[Dataset records]
┏━━
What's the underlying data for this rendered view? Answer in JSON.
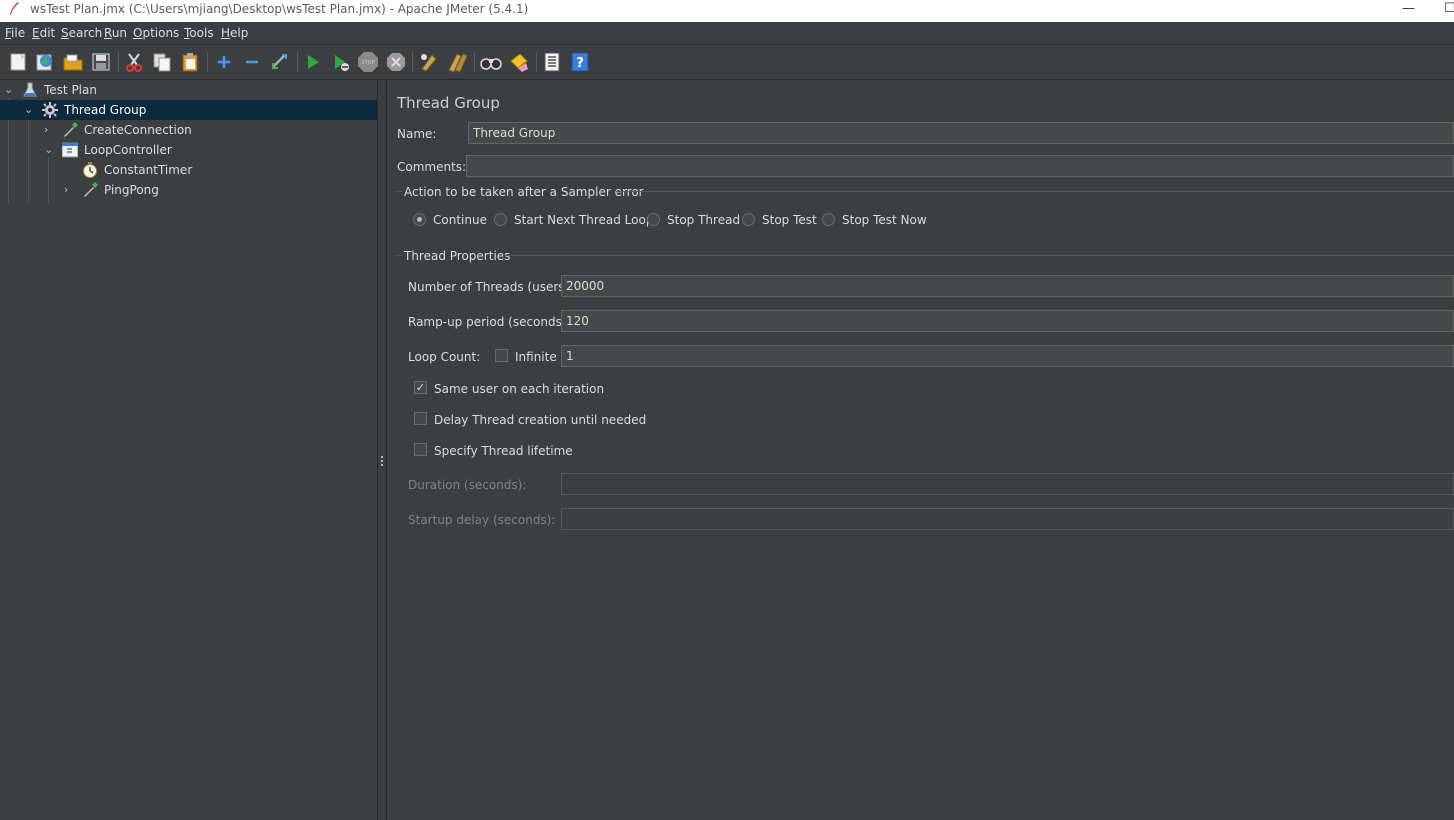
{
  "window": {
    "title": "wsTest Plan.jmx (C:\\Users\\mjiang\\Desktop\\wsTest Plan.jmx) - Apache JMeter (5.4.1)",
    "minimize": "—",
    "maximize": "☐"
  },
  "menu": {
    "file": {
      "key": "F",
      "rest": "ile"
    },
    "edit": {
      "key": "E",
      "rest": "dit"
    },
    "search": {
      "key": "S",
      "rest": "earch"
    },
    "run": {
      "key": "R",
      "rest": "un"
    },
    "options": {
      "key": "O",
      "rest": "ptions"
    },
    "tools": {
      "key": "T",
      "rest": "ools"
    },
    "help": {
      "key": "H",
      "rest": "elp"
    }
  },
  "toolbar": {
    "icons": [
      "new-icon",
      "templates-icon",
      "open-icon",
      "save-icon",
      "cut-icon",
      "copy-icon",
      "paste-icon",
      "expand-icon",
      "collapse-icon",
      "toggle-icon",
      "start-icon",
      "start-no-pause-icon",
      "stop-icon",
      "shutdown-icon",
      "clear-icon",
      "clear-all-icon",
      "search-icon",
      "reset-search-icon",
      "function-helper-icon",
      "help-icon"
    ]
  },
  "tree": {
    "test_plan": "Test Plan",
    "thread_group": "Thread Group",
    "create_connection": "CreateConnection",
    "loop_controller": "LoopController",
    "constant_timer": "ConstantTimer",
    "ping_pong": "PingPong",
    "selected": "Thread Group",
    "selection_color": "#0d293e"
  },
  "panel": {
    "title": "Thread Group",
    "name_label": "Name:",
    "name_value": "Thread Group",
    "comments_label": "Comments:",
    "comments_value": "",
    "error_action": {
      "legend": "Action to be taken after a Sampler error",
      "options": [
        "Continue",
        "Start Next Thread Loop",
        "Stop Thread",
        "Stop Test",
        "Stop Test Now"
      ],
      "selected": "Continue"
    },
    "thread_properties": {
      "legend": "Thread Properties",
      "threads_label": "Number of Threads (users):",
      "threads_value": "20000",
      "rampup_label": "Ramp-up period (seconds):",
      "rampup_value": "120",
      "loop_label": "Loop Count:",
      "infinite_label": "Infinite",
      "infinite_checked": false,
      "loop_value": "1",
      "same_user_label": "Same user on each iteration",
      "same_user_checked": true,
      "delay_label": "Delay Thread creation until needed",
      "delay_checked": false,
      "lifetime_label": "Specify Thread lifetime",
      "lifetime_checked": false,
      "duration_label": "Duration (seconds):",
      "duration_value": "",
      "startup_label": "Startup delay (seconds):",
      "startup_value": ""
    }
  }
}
┗━━
┏━━
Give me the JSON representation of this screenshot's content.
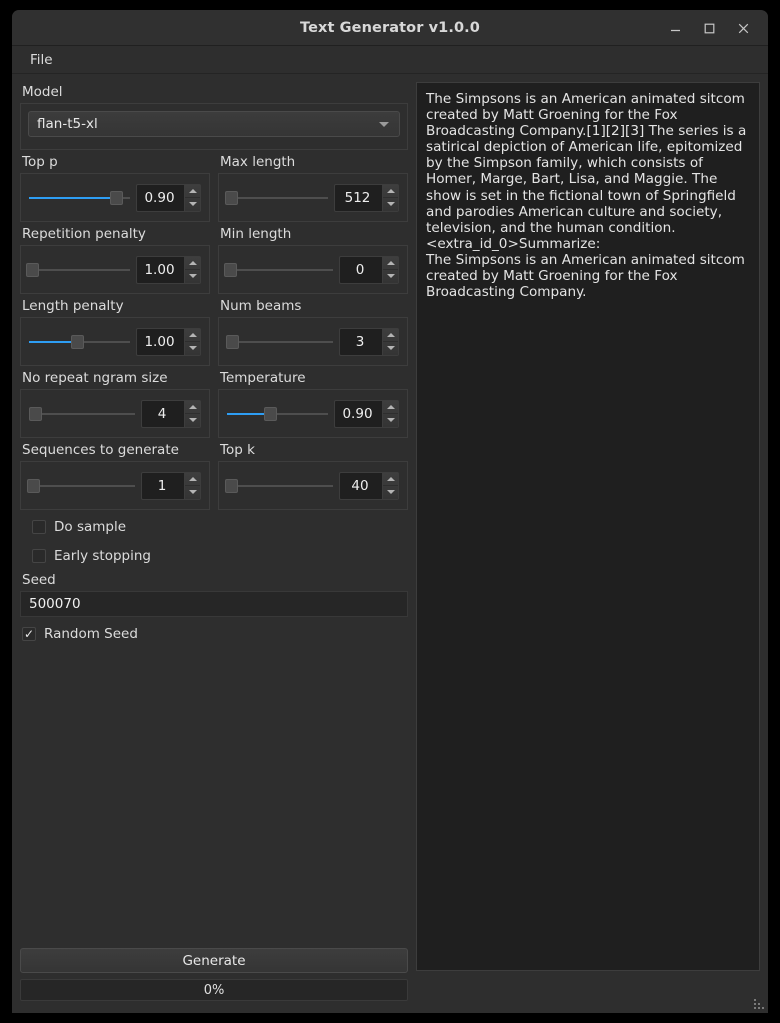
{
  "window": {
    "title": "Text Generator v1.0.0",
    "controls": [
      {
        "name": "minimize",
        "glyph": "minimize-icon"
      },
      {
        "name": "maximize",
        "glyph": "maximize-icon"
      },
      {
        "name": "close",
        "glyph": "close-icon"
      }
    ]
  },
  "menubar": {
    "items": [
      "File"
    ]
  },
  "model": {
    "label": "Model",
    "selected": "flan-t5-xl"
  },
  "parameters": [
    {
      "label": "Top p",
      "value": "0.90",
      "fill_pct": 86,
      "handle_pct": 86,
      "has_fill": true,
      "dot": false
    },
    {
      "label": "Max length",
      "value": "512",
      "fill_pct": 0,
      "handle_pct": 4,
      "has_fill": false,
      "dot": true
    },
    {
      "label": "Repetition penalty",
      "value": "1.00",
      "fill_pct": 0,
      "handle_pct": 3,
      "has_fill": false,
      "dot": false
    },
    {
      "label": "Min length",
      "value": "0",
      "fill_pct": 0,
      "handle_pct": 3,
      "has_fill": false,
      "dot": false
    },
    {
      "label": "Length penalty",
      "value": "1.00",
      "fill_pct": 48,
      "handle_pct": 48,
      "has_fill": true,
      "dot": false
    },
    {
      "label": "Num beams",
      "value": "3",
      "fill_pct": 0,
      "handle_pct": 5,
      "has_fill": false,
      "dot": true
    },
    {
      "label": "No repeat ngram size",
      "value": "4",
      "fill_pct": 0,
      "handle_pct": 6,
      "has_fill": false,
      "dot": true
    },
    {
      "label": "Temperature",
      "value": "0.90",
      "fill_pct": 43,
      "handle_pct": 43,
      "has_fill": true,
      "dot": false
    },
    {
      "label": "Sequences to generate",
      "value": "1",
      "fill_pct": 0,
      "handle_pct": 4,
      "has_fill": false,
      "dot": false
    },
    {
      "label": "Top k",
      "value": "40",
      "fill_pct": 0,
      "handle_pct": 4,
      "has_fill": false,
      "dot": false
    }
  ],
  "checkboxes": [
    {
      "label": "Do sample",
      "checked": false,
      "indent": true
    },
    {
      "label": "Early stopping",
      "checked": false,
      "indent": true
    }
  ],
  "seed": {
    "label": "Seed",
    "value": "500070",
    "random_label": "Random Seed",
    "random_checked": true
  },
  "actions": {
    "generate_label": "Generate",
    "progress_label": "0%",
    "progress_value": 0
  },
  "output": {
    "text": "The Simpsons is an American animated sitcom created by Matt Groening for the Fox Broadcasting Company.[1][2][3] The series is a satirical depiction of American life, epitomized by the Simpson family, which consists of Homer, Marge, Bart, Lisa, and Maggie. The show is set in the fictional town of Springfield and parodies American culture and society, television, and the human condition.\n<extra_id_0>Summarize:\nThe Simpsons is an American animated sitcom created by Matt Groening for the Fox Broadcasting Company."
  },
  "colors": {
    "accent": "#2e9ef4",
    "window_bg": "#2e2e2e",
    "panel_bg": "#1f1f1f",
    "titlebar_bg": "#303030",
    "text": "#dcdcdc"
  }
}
┗━━
## GIVEN TASK
Identify all lines in the records above with the word "JSON".

## TASK RESPONSE
What's the underlying data for this rendered view? Answer in JSON.
Give me the JSON representation of this screenshot's content.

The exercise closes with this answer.